>>>>>

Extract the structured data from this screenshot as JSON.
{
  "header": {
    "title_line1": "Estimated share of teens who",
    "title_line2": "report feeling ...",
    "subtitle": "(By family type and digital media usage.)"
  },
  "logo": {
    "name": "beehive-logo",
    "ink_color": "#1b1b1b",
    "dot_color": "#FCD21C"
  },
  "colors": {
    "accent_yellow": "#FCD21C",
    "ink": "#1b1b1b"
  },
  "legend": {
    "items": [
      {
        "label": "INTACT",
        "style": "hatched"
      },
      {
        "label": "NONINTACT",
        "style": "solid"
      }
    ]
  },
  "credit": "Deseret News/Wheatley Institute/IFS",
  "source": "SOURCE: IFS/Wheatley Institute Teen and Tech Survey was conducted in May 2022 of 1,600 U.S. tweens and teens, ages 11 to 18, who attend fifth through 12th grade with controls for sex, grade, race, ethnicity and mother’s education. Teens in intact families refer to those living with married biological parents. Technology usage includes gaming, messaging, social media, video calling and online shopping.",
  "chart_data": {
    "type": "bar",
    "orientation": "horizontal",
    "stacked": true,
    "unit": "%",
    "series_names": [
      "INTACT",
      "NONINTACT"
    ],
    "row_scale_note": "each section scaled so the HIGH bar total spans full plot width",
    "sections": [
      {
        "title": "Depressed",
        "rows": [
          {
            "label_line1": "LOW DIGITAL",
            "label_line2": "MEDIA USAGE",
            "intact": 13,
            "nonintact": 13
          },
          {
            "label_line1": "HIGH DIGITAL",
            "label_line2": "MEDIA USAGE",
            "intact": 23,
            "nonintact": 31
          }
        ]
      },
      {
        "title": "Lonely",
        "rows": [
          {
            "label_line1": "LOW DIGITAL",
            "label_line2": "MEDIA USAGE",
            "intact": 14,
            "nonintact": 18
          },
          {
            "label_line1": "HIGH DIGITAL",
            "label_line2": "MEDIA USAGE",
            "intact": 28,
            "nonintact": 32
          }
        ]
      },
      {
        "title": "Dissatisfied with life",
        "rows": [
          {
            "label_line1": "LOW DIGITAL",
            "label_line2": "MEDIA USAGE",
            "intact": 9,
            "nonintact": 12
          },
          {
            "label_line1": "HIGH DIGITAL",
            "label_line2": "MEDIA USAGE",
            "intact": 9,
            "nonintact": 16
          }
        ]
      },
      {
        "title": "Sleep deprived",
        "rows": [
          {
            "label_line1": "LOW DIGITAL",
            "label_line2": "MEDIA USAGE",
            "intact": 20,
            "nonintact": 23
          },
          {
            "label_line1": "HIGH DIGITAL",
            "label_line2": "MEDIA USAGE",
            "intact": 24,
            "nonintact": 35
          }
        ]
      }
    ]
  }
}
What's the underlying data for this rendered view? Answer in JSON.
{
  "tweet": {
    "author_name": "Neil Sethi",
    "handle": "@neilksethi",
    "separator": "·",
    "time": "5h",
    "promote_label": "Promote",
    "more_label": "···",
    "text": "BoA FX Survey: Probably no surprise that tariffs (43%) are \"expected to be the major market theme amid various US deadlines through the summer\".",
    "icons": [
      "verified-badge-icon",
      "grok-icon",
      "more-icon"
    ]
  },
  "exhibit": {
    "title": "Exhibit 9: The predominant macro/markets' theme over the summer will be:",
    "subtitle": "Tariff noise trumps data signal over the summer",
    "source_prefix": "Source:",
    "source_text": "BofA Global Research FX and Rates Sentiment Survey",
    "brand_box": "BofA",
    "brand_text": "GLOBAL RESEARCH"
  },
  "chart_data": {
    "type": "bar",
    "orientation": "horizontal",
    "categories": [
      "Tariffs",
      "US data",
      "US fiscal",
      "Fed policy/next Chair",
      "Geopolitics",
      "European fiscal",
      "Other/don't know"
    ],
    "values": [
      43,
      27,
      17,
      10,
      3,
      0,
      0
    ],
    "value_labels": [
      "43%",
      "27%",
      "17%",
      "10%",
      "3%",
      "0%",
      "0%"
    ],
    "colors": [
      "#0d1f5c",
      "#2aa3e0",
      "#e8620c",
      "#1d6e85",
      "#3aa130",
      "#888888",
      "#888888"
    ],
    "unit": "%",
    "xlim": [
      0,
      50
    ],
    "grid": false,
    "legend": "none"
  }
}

<<<<<

What is expected:
Output the listing above exactly as it appears.

Result of the task:
Extract the structured data from this screenshot as JSON.
{
  "header": {
    "title_line1": "Estimated share of teens who",
    "title_line2": "report feeling ...",
    "subtitle": "(By family type and digital media usage.)"
  },
  "logo": {
    "name": "beehive-logo",
    "ink_color": "#1b1b1b",
    "dot_color": "#FCD21C"
  },
  "colors": {
    "accent_yellow": "#FCD21C",
    "ink": "#1b1b1b"
  },
  "legend": {
    "items": [
      {
        "label": "INTACT",
        "style": "hatched"
      },
      {
        "label": "NONINTACT",
        "style": "solid"
      }
    ]
  },
  "credit": "Deseret News/Wheatley Institute/IFS",
  "source": "SOURCE: IFS/Wheatley Institute Teen and Tech Survey was conducted in May 2022 of 1,600 U.S. tweens and teens, ages 11 to 18, who attend fifth through 12th grade with controls for sex, grade, race, ethnicity and mother’s education. Teens in intact families refer to those living with married biological parents. Technology usage includes gaming, messaging, social media, video calling and online shopping.",
  "chart_data": {
    "type": "bar",
    "orientation": "horizontal",
    "stacked": true,
    "unit": "%",
    "series_names": [
      "INTACT",
      "NONINTACT"
    ],
    "row_scale_note": "each section scaled so the HIGH bar total spans full plot width",
    "sections": [
      {
        "title": "Depressed",
        "rows": [
          {
            "label_line1": "LOW DIGITAL",
            "label_line2": "MEDIA USAGE",
            "intact": 13,
            "nonintact": 13
          },
          {
            "label_line1": "HIGH DIGITAL",
            "label_line2": "MEDIA USAGE",
            "intact": 23,
            "nonintact": 31
          }
        ]
      },
      {
        "title": "Lonely",
        "rows": [
          {
            "label_line1": "LOW DIGITAL",
            "label_line2": "MEDIA USAGE",
            "intact": 14,
            "nonintact": 18
          },
          {
            "label_line1": "HIGH DIGITAL",
            "label_line2": "MEDIA USAGE",
            "intact": 28,
            "nonintact": 32
          }
        ]
      },
      {
        "title": "Dissatisfied with life",
        "rows": [
          {
            "label_line1": "LOW DIGITAL",
            "label_line2": "MEDIA USAGE",
            "intact": 9,
            "nonintact": 12
          },
          {
            "label_line1": "HIGH DIGITAL",
            "label_line2": "MEDIA USAGE",
            "intact": 9,
            "nonintact": 16
          }
        ]
      },
      {
        "title": "Sleep deprived",
        "rows": [
          {
            "label_line1": "LOW DIGITAL",
            "label_line2": "MEDIA USAGE",
            "intact": 20,
            "nonintact": 23
          },
          {
            "label_line1": "HIGH DIGITAL",
            "label_line2": "MEDIA USAGE",
            "intact": 24,
            "nonintact": 35
          }
        ]
      }
    ]
  }
}
What's the underlying data for this rendered view? Answer in JSON.
{
  "tweet": {
    "author_name": "Neil Sethi",
    "handle": "@neilksethi",
    "separator": "·",
    "time": "5h",
    "promote_label": "Promote",
    "more_label": "···",
    "text": "BoA FX Survey: Probably no surprise that tariffs (43%) are \"expected to be the major market theme amid various US deadlines through the summer\".",
    "icons": [
      "verified-badge-icon",
      "grok-icon",
      "more-icon"
    ]
  },
  "exhibit": {
    "title": "Exhibit 9: The predominant macro/markets' theme over the summer will be:",
    "subtitle": "Tariff noise trumps data signal over the summer",
    "source_prefix": "Source:",
    "source_text": "BofA Global Research FX and Rates Sentiment Survey",
    "brand_box": "BofA",
    "brand_text": "GLOBAL RESEARCH"
  },
  "chart_data": {
    "type": "bar",
    "orientation": "horizontal",
    "categories": [
      "Tariffs",
      "US data",
      "US fiscal",
      "Fed policy/next Chair",
      "Geopolitics",
      "European fiscal",
      "Other/don't know"
    ],
    "values": [
      43,
      27,
      17,
      10,
      3,
      0,
      0
    ],
    "value_labels": [
      "43%",
      "27%",
      "17%",
      "10%",
      "3%",
      "0%",
      "0%"
    ],
    "colors": [
      "#0d1f5c",
      "#2aa3e0",
      "#e8620c",
      "#1d6e85",
      "#3aa130",
      "#888888",
      "#888888"
    ],
    "unit": "%",
    "xlim": [
      0,
      50
    ],
    "grid": false,
    "legend": "none"
  }
}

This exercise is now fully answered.